• [简短题目 1]
根据这段Hive集群搭建说明,内嵌Derby方式的弊端是什么?请用一到三句话说明。

• [正文部分]

*-*-*

CentOS7下Hive集群搭建

1、下载Hive

本实例使用的是apache-hive-2.1.1,请根据需要将hive下载到本地并解压。下载地址:http://archive.apache.org/dist/hive/
解压后的路径:

[root@hadoop-master apache-hive-2.1.1]# pwd
/usr/local/hive/apache-hive-2.1.1

2、安装mysql数据库

Hive搭建分三种方式:
内嵌Derby方式:使用derby存储方式时,运行hive会在当前目录生成一个derby文件和一个metastore_db目录。这种存储方式的弊端是在同一个目录下同时只能有一个hive客户端能使用数据库。
本地模式:这种存储方式需要在本地运行一个mysql服务器,并作如下配置(下面两种使用mysql的方式,需要将mysql的jar包拷贝到$HIVE_HOME/lib目录下)。
多用户模式:这种存储方式需要在远端服务器运行一个mysql服务器,并且需要在Hive服务器启动meta服务。
三种方式归根到底就是元数据的存储位置不一样,本文采用的是多用户模式。

*-*-*

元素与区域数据
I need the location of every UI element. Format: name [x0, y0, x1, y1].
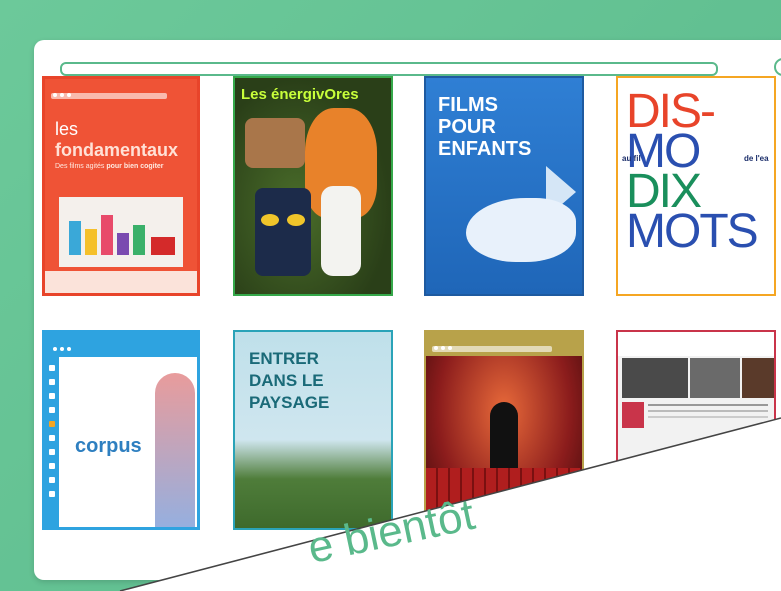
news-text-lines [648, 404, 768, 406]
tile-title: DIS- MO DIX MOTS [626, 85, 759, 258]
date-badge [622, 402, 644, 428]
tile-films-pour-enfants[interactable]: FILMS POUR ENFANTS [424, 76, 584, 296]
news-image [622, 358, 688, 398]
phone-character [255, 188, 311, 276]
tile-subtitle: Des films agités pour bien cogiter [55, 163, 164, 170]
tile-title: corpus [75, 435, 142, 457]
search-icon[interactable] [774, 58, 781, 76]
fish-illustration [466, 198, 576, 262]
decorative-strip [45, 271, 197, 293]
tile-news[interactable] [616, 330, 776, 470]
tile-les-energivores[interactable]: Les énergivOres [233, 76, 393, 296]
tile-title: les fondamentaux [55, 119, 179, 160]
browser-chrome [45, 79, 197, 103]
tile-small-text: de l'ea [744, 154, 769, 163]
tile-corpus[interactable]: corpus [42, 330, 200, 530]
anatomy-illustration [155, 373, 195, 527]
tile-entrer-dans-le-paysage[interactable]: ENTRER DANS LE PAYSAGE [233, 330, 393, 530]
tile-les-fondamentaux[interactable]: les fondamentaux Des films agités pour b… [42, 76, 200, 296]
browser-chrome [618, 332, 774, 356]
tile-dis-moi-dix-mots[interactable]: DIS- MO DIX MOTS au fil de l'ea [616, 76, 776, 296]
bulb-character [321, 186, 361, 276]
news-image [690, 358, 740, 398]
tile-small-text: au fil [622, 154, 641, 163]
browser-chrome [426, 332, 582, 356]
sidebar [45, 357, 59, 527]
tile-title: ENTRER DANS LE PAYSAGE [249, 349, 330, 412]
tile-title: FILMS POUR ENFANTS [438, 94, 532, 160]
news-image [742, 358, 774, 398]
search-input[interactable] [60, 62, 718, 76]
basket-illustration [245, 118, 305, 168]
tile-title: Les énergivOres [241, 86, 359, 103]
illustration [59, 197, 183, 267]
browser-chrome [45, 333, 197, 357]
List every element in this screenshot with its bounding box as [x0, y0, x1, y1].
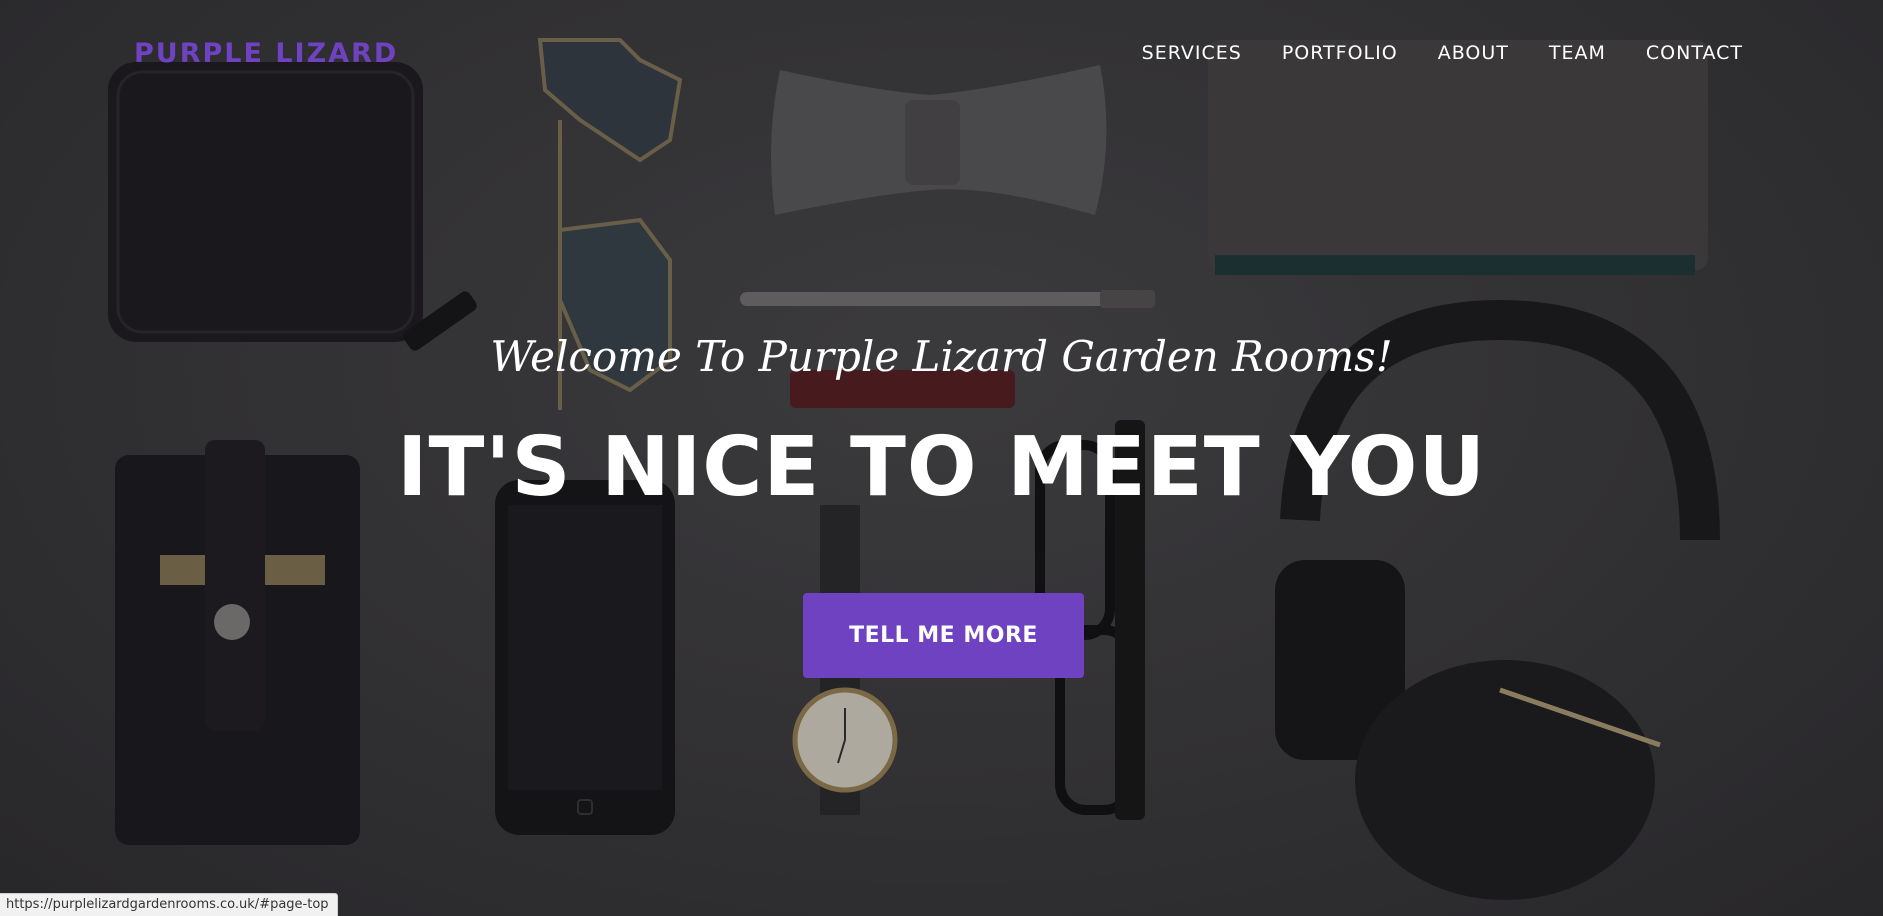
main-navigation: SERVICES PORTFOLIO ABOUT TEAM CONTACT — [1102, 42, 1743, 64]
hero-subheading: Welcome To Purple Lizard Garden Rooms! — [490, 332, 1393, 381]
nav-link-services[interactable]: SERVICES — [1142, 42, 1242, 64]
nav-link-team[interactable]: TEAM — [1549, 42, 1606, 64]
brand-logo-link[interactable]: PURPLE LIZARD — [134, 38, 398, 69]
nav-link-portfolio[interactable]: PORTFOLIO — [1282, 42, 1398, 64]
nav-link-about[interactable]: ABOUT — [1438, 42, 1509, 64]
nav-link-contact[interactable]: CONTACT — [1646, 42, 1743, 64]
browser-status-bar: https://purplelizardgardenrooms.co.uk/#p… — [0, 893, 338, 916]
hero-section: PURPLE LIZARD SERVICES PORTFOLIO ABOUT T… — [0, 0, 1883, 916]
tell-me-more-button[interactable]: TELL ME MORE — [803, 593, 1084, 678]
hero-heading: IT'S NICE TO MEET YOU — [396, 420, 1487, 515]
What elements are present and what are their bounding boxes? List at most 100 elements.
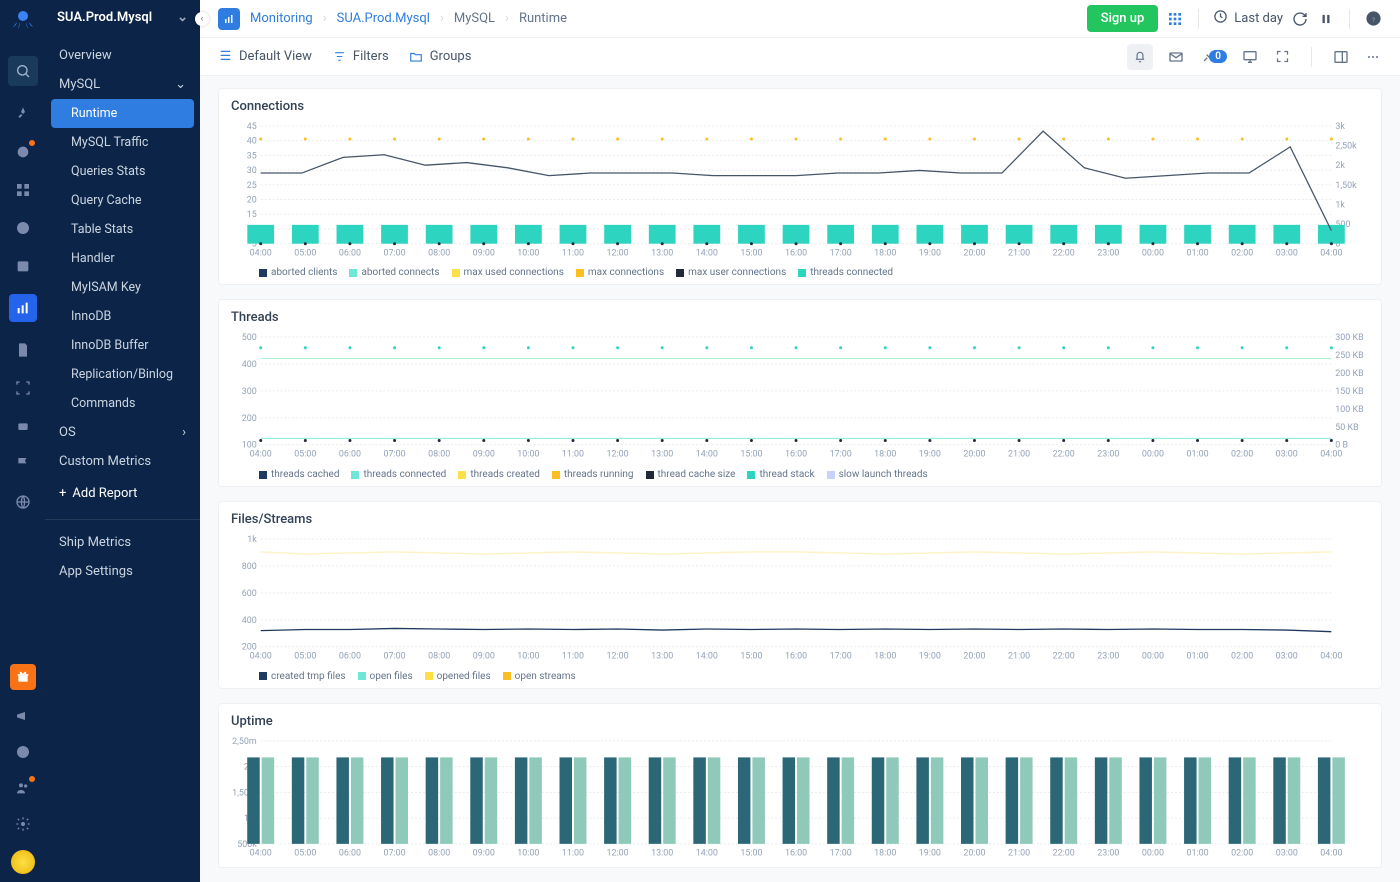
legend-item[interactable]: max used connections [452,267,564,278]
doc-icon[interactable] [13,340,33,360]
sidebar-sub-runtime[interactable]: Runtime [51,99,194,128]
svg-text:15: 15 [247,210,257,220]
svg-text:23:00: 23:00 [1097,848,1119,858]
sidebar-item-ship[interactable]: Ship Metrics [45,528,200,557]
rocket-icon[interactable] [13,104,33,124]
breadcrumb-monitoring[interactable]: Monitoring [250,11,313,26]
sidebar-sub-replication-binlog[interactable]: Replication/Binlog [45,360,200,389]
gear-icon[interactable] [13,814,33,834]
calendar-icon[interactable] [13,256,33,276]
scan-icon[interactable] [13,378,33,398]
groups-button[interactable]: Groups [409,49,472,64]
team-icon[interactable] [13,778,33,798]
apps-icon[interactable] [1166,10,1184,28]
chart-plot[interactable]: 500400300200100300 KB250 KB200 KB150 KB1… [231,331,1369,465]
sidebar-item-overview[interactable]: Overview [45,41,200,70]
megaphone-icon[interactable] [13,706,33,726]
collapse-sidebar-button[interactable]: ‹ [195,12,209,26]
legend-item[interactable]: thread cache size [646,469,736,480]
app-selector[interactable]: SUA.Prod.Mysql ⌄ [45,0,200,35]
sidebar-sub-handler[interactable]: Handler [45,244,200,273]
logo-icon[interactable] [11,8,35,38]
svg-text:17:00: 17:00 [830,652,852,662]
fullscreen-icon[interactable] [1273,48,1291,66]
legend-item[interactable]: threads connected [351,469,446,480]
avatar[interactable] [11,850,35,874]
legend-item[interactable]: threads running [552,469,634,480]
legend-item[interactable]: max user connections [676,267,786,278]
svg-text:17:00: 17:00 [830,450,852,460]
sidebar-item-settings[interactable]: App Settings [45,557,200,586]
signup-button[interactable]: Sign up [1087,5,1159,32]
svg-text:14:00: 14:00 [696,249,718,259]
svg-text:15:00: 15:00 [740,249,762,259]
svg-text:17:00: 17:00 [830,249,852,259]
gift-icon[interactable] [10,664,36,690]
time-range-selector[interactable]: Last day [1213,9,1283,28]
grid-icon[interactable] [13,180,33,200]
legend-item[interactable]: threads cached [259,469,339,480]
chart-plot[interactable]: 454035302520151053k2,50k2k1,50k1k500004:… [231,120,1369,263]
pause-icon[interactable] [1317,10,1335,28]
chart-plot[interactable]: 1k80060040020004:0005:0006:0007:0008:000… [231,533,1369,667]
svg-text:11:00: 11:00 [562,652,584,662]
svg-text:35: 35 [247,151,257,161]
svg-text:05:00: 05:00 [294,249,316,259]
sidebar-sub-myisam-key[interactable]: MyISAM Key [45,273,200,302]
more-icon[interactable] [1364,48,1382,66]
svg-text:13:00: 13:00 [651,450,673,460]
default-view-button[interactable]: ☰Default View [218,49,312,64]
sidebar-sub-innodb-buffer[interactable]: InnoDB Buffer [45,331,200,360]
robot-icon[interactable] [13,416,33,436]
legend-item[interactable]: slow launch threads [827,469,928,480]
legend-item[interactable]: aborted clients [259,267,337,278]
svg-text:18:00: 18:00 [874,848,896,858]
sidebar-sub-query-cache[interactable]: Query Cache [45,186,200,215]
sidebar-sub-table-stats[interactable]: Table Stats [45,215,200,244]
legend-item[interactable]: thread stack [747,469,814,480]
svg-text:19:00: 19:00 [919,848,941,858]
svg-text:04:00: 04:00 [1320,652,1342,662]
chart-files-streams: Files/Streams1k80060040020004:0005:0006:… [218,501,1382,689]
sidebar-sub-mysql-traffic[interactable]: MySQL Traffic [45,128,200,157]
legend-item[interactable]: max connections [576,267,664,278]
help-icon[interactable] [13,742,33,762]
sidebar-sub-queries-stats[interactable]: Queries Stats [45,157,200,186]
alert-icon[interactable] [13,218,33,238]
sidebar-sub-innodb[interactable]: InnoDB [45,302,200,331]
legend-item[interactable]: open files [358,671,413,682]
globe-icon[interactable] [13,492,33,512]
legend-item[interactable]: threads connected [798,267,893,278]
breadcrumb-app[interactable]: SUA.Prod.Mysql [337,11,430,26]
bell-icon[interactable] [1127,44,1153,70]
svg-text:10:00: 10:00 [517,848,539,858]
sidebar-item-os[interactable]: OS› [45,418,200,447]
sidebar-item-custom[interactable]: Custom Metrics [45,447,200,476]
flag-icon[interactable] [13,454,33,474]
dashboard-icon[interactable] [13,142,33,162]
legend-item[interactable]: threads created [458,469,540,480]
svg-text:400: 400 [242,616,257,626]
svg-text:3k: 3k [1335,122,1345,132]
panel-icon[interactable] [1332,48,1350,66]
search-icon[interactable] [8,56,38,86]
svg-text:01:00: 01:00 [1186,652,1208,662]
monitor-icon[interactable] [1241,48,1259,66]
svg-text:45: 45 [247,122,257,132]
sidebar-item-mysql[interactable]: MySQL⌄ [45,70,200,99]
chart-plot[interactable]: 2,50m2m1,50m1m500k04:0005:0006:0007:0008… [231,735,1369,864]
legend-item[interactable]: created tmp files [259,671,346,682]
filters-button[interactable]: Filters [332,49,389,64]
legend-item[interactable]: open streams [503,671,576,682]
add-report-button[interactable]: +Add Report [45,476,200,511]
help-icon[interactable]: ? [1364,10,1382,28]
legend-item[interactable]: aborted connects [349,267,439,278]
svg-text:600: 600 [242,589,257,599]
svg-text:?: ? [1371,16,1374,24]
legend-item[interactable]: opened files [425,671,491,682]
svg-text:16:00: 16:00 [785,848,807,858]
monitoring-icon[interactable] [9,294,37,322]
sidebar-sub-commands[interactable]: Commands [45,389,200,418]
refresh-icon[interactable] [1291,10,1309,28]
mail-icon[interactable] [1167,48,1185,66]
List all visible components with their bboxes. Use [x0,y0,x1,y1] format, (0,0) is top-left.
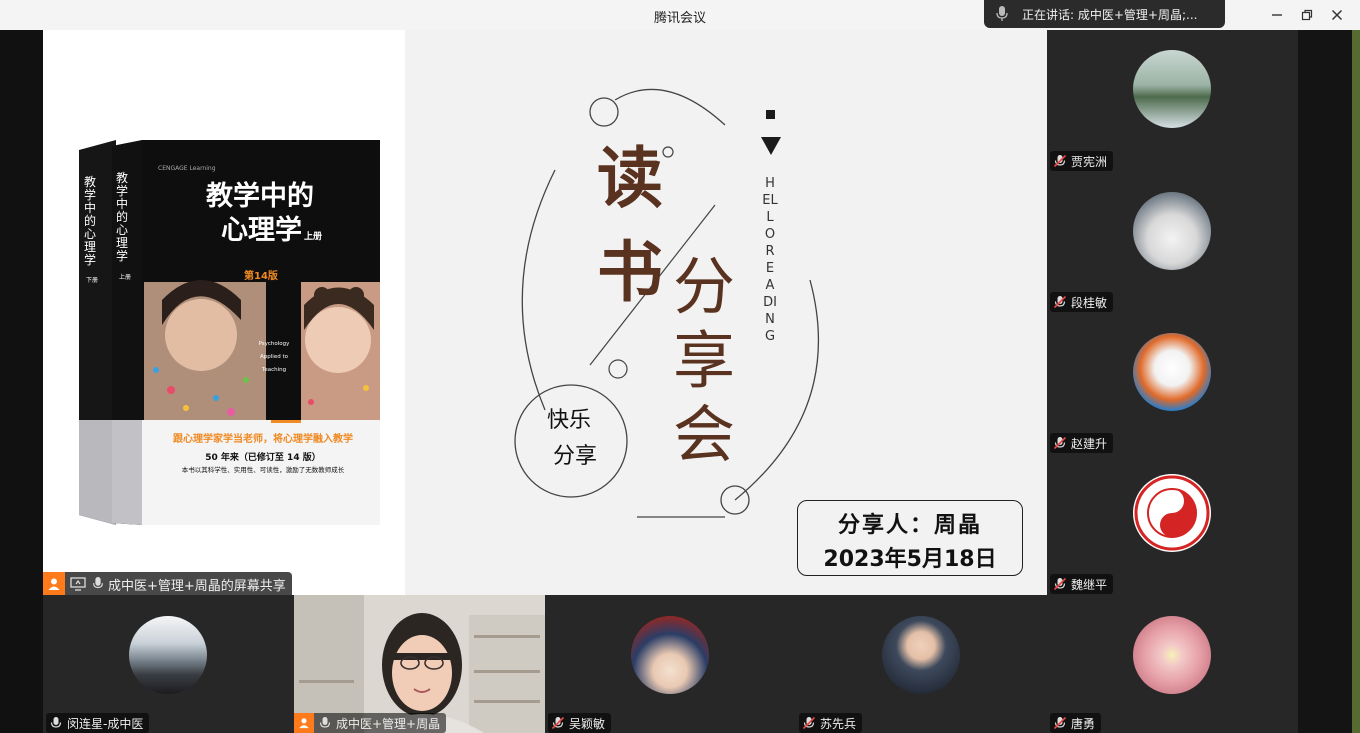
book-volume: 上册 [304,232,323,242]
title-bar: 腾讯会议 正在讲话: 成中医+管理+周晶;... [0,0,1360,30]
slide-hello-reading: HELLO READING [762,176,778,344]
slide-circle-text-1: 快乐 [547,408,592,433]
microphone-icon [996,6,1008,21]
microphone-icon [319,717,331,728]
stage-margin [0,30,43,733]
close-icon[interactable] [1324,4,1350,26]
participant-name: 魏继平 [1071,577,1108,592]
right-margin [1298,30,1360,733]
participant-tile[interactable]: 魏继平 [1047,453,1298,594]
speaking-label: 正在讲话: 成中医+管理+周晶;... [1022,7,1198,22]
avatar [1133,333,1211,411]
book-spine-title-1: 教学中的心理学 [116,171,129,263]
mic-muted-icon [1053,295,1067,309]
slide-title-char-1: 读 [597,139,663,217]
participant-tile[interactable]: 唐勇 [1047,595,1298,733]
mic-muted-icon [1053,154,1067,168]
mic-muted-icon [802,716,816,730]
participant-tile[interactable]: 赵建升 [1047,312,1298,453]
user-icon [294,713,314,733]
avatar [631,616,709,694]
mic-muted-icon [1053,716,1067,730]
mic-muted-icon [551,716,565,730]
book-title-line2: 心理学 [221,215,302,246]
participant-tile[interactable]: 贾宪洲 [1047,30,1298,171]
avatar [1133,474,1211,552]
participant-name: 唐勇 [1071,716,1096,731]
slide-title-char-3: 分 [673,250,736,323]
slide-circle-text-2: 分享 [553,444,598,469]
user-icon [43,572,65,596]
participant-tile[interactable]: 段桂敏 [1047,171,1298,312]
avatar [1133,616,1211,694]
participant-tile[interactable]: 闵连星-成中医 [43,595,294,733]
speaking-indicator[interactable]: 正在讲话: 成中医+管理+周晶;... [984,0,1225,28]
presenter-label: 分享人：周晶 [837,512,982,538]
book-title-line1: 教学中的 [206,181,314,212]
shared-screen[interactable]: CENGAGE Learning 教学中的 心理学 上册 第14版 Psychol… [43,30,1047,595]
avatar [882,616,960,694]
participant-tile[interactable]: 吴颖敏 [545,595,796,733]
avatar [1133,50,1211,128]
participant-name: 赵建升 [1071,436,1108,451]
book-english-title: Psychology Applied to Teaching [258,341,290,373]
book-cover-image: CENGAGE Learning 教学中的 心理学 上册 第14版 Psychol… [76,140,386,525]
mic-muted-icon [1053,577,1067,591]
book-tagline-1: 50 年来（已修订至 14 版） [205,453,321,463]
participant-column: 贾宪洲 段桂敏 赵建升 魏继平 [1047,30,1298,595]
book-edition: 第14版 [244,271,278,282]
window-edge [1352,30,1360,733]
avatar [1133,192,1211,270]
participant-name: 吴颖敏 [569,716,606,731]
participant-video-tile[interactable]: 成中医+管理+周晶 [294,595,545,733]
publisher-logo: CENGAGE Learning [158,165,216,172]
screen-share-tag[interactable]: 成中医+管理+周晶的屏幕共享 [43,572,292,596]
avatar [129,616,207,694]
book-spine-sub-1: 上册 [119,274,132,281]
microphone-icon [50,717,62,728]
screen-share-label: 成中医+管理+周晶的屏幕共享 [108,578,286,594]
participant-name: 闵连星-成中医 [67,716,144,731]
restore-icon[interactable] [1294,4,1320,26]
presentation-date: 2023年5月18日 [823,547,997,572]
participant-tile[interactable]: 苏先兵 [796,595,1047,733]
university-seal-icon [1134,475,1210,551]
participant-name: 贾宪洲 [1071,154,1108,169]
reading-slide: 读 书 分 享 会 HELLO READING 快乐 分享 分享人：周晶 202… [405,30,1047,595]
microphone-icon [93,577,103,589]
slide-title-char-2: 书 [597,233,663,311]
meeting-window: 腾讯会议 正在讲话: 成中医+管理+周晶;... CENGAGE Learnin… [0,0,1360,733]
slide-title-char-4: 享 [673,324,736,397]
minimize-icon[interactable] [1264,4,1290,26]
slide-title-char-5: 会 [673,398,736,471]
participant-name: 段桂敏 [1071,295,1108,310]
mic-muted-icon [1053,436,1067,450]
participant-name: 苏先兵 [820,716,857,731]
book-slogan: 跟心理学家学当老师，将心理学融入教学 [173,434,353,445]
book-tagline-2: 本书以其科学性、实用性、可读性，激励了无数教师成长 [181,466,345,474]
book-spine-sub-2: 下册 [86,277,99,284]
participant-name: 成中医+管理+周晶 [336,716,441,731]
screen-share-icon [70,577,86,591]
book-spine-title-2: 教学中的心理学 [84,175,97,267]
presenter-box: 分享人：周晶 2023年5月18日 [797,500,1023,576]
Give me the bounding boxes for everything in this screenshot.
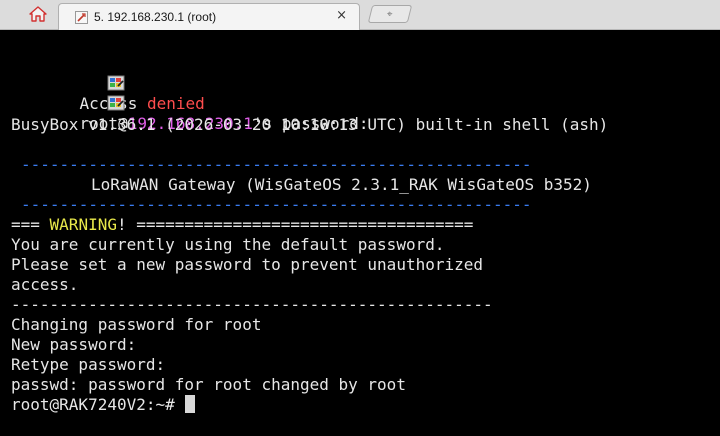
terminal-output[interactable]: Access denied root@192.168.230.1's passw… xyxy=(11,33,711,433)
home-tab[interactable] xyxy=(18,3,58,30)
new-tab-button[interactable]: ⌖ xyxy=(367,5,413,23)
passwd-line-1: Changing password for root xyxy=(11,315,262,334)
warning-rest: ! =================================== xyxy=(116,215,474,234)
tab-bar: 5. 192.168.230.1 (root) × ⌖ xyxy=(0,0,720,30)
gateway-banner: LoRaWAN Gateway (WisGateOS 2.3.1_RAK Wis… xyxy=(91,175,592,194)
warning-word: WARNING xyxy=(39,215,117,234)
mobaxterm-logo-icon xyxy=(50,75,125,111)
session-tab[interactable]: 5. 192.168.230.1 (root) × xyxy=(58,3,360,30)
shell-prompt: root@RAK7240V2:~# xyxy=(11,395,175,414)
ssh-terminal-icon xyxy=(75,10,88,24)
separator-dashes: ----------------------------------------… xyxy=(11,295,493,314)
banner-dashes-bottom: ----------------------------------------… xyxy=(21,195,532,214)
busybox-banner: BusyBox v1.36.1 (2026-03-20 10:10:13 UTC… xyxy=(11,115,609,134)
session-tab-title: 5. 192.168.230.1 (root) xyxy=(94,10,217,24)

*-*-*

• [简短题目 2]
请照原样抄写清单中从含有“legend-item[interactable]: max used”的那一行起,到含有“apps-icon[interactable] [1166,10,1184,28]”的那一行为止的各行,首尾两行都包括在内。

• [书面回答 1]
使用内嵌Derby方式时,运行hive会在当前目录生成一个derby文件和一个metastore_db目录。这种方式的弊端是,在同一个目录下同时只能有一个hive客户端使用数据库。

• [书面回答 2]
legend-item[interactable]: max used connections [452,267,564,278]
doc-icon[interactable] [13,340,33,360]
sidebar-sub-runtime[interactable]: Runtime [51,99,194,128]
svg-text:15: 15 [247,210,257,220]
svg-text:23:00: 23:00 [1097,848,1119,858]
sidebar-item-ship[interactable]: Ship Metrics [45,528,200,557]
rocket-icon[interactable] [13,104,33,124]
breadcrumb-monitoring[interactable]: Monitoring [250,11,313,26]
sidebar-sub-replication-binlog[interactable]: Replication/Binlog [45,360,200,389]
gear-icon[interactable] [13,814,33,834]
calendar-icon[interactable] [13,256,33,276]
scan-icon[interactable] [13,378,33,398]
groups-button[interactable]: Groups [409,49,472,64]
team-icon[interactable] [13,778,33,798]
apps-icon[interactable] [1166,10,1184,28]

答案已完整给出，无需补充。